--- begin ---

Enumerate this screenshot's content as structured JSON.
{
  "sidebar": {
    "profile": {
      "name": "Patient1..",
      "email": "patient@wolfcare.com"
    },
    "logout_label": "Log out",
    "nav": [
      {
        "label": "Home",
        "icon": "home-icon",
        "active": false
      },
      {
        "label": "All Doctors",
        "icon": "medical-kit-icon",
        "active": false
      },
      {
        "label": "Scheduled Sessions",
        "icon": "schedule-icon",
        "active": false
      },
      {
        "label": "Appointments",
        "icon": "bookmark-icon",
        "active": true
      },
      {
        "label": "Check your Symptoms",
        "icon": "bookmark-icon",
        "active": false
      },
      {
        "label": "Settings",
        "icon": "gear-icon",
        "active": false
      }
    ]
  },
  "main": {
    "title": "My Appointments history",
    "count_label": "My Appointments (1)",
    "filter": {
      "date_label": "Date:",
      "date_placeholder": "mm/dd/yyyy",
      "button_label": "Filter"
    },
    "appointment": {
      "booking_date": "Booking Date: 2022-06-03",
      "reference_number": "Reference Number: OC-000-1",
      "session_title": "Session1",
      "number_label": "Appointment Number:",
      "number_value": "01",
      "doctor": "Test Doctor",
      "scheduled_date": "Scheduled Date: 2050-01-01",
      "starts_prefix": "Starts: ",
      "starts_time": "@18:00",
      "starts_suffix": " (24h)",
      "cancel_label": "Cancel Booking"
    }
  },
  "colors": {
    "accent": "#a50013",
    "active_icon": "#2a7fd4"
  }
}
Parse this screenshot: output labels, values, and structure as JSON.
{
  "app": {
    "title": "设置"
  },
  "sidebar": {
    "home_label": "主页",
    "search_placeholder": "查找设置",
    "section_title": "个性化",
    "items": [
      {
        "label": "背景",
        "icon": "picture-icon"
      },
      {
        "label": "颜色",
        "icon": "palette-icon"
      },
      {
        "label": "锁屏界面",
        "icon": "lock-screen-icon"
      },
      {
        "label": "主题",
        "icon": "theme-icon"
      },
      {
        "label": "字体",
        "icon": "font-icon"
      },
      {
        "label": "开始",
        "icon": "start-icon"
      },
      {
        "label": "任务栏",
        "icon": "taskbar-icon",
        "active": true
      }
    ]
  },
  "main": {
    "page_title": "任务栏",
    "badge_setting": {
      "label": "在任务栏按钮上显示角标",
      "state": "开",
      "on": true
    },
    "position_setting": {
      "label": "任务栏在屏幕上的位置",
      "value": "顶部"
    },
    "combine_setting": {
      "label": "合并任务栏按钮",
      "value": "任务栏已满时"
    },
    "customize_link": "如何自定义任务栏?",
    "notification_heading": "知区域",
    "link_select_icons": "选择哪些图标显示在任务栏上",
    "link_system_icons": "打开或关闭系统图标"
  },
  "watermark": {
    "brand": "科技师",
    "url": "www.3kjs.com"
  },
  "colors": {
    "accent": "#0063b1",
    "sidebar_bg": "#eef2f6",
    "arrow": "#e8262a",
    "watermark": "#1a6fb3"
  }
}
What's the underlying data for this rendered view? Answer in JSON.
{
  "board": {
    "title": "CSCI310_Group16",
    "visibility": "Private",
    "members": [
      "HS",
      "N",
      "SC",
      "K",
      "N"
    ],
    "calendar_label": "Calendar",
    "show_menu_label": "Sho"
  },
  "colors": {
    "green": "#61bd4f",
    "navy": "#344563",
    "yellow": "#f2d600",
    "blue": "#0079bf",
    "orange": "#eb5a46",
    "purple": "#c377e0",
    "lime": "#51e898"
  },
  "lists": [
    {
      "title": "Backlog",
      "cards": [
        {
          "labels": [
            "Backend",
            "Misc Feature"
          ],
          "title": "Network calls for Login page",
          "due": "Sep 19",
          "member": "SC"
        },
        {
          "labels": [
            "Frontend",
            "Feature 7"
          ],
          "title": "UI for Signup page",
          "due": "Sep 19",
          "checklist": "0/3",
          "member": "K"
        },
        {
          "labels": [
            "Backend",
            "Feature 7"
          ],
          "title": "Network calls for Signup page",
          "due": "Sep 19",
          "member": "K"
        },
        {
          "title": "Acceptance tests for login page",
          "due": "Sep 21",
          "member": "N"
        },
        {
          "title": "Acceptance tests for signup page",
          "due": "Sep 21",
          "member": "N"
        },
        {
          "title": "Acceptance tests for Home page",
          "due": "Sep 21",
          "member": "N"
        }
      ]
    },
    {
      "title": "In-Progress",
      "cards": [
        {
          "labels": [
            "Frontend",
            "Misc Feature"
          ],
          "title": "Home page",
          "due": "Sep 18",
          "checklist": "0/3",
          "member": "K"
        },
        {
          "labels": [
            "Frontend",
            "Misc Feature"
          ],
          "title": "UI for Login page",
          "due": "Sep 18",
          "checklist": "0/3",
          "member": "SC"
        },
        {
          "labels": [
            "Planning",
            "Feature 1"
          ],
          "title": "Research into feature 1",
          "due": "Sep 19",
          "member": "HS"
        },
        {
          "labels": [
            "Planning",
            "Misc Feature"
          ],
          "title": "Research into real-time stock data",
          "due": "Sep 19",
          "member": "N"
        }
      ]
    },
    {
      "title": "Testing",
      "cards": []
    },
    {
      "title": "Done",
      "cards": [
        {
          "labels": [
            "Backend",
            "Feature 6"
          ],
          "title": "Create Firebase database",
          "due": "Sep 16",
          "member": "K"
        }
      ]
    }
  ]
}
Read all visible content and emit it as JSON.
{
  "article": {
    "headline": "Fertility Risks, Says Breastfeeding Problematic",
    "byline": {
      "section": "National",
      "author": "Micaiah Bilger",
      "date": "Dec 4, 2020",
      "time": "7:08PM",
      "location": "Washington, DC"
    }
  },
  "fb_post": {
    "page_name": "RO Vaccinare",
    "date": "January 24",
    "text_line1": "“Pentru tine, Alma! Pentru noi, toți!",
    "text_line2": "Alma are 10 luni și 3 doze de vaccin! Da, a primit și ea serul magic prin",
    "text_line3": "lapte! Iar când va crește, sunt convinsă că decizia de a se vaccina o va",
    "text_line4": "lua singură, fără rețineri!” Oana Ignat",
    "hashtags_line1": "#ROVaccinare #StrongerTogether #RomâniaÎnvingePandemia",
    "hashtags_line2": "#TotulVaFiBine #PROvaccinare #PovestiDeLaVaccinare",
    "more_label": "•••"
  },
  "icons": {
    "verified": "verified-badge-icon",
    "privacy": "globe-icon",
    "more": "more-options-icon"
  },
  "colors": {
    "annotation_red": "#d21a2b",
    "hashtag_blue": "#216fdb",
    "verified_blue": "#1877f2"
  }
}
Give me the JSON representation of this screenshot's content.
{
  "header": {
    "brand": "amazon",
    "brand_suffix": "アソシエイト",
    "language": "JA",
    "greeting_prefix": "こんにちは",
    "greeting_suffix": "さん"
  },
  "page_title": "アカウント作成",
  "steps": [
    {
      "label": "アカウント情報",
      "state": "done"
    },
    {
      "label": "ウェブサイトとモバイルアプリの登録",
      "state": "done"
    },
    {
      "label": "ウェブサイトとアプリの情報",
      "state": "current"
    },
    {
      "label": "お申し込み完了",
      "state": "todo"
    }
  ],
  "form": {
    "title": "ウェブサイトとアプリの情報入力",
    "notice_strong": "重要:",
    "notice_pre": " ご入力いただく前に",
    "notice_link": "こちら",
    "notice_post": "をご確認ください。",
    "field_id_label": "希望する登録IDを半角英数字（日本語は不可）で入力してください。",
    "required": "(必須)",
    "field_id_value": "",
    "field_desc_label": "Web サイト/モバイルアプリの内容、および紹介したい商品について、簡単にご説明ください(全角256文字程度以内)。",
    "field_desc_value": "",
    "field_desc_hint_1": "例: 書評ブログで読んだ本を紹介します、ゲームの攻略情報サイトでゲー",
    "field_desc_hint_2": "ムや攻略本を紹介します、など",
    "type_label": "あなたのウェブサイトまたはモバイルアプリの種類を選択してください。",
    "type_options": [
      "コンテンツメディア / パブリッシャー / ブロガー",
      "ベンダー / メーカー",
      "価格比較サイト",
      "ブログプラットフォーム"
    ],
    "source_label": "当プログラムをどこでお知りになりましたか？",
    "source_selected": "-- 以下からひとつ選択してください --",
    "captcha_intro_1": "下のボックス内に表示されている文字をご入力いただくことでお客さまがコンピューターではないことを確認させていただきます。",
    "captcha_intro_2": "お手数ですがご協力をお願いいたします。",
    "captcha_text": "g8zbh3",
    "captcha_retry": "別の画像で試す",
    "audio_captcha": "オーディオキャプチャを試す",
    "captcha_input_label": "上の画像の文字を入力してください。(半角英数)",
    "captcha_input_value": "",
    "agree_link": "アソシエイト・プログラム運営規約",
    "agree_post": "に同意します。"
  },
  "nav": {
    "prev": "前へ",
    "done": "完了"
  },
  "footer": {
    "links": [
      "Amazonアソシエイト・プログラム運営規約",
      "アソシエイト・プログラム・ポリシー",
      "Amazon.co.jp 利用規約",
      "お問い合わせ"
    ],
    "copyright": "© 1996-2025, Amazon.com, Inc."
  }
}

--- end ---

* **What to work on**:
Return only those lines of the records that contain the string "Appointments".

* **Expected output**:
        "label": "Appointments",
    "title": "My Appointments history",
    "count_label": "My Appointments (1)",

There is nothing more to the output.